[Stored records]
____________________
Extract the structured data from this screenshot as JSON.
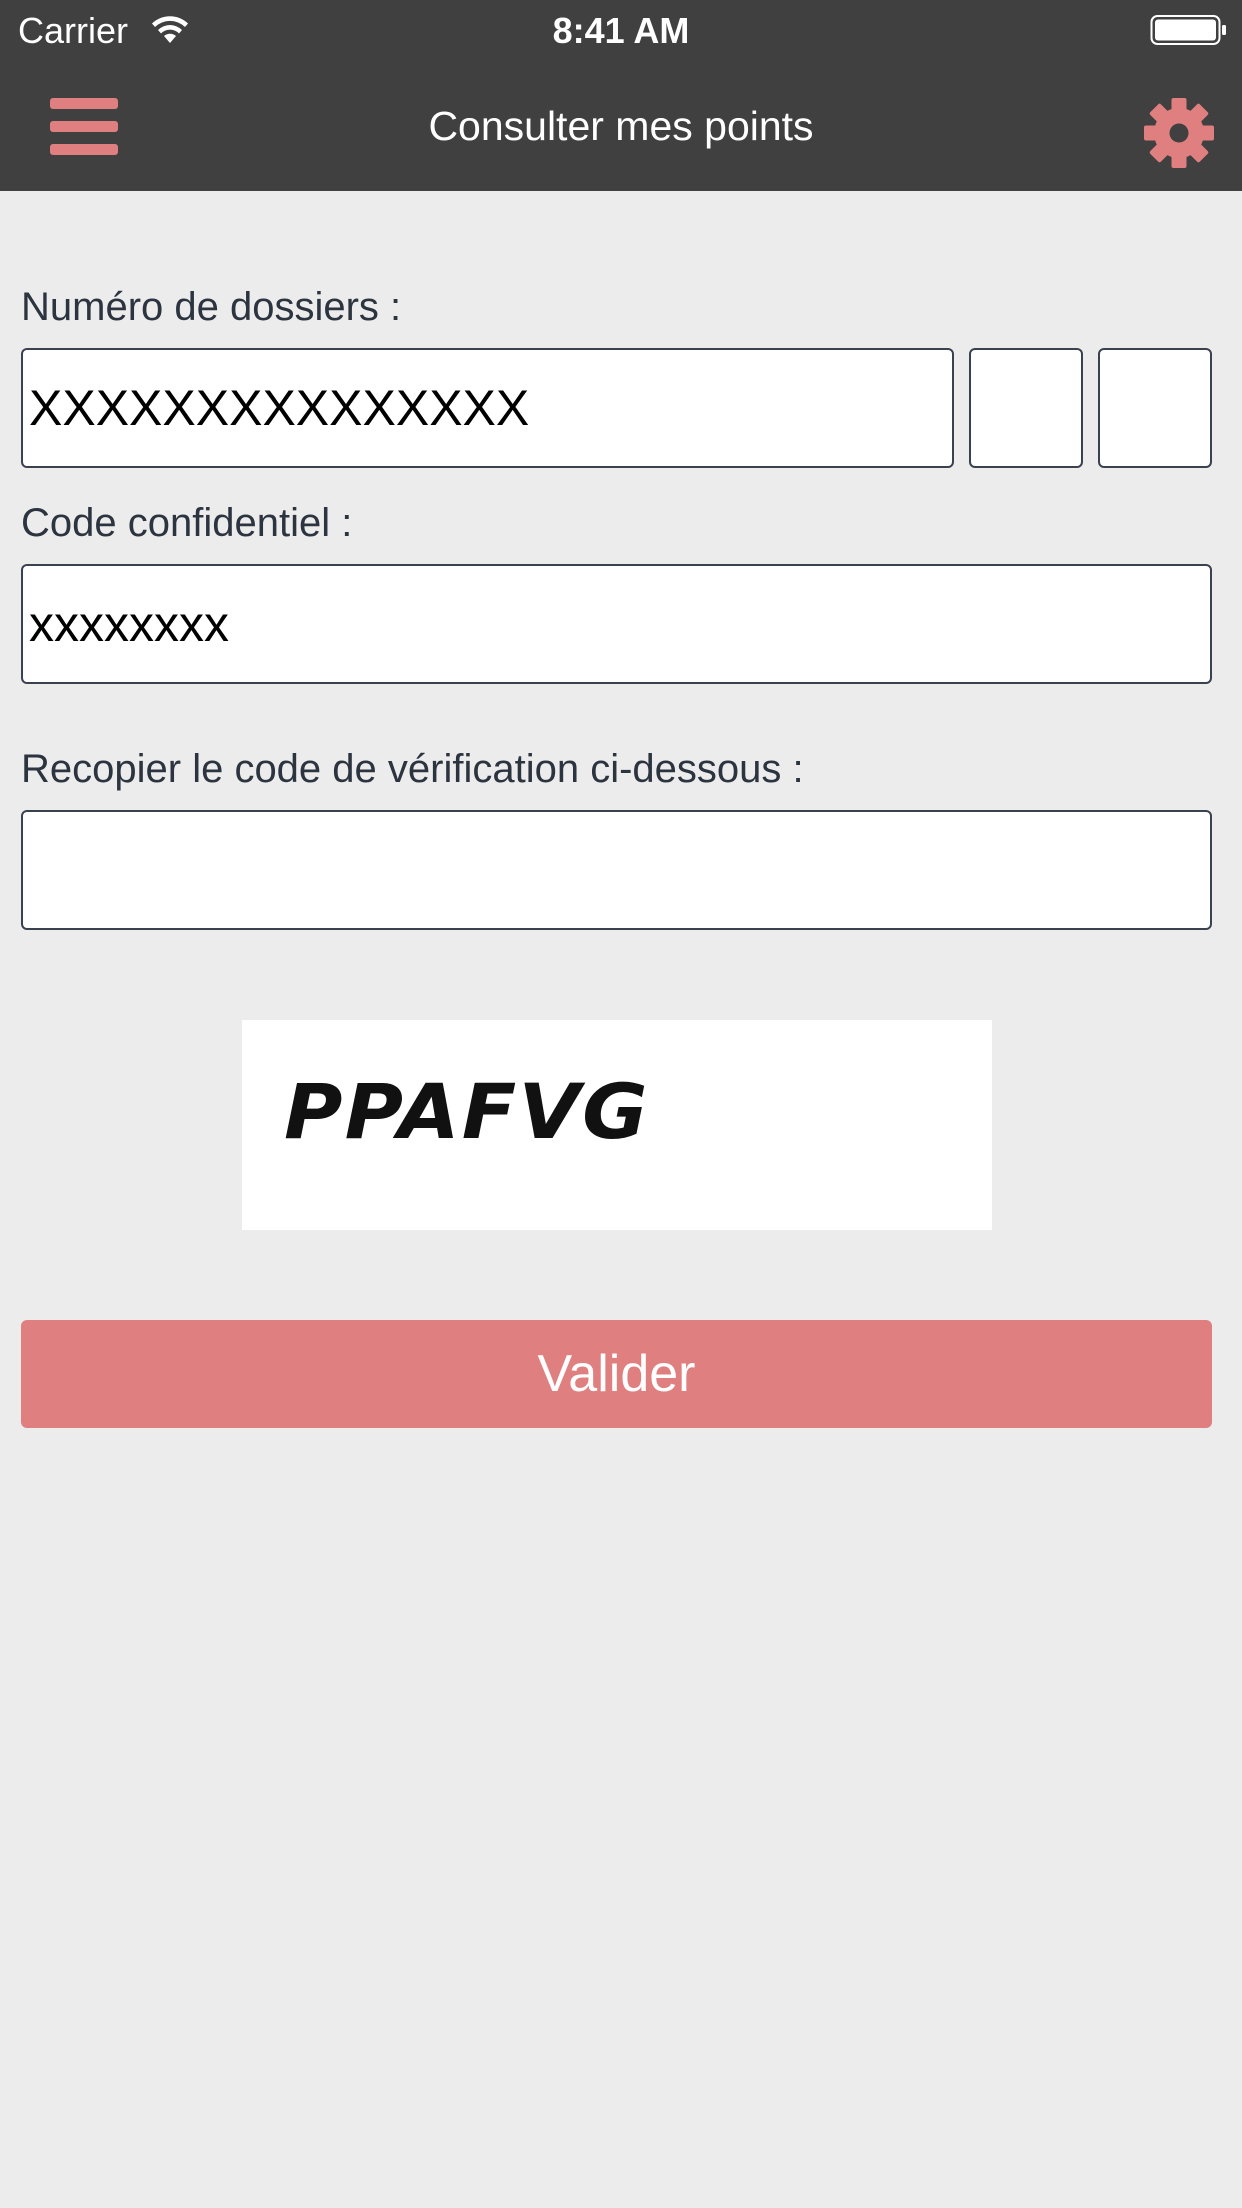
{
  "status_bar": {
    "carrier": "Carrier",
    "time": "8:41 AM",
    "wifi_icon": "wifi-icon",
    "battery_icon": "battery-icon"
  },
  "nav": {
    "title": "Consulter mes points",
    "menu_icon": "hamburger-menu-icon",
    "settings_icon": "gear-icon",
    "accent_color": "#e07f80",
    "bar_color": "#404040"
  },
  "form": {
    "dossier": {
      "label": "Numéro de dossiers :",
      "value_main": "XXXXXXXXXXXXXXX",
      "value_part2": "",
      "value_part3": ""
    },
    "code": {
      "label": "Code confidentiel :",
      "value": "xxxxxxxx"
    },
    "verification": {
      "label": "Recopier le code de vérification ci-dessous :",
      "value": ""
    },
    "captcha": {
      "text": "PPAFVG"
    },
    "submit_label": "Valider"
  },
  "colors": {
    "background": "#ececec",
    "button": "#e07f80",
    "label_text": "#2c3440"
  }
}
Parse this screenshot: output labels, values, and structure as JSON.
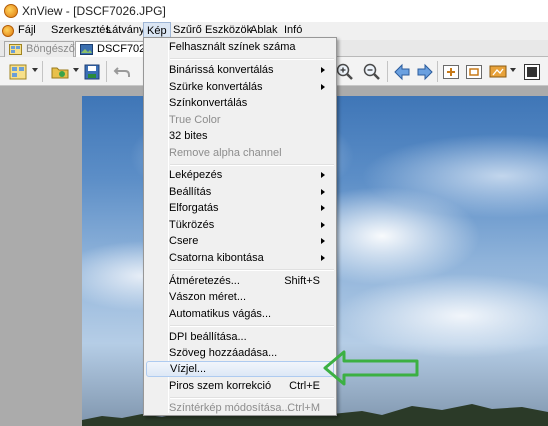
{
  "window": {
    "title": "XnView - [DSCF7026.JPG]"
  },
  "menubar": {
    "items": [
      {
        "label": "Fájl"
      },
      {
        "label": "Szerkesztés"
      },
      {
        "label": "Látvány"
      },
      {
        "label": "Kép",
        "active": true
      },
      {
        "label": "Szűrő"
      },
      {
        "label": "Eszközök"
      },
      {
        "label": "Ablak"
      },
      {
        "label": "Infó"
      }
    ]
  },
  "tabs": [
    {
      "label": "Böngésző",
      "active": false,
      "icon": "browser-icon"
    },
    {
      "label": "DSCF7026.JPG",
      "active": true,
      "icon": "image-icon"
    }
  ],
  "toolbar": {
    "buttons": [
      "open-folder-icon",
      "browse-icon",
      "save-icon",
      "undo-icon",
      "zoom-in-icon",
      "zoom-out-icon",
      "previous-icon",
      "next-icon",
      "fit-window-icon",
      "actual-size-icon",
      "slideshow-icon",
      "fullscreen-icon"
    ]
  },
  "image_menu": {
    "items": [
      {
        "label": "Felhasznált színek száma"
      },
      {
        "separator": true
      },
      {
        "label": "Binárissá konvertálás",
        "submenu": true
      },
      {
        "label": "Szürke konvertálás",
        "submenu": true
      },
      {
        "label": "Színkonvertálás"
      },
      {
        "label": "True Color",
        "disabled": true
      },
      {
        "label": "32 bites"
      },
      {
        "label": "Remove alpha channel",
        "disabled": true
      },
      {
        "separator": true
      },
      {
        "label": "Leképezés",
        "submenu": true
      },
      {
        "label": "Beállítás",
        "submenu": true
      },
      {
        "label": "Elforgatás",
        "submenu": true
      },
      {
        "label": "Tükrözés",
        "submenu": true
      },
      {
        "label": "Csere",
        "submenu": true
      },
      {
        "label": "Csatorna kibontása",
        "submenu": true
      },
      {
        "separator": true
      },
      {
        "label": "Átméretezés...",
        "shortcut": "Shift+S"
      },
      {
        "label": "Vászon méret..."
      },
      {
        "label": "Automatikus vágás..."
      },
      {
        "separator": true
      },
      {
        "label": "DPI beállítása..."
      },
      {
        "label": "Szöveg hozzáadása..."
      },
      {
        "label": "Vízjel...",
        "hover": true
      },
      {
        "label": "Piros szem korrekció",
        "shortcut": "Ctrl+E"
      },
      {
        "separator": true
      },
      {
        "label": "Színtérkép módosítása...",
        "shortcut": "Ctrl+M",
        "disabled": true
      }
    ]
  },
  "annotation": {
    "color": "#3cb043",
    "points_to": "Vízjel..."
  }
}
____________________
To do
Pick out each line above that includes "shortcut" and show it.

Solution to this task
        "shortcut": "Shift+S"
        "shortcut": "Ctrl+E"
        "shortcut": "Ctrl+M",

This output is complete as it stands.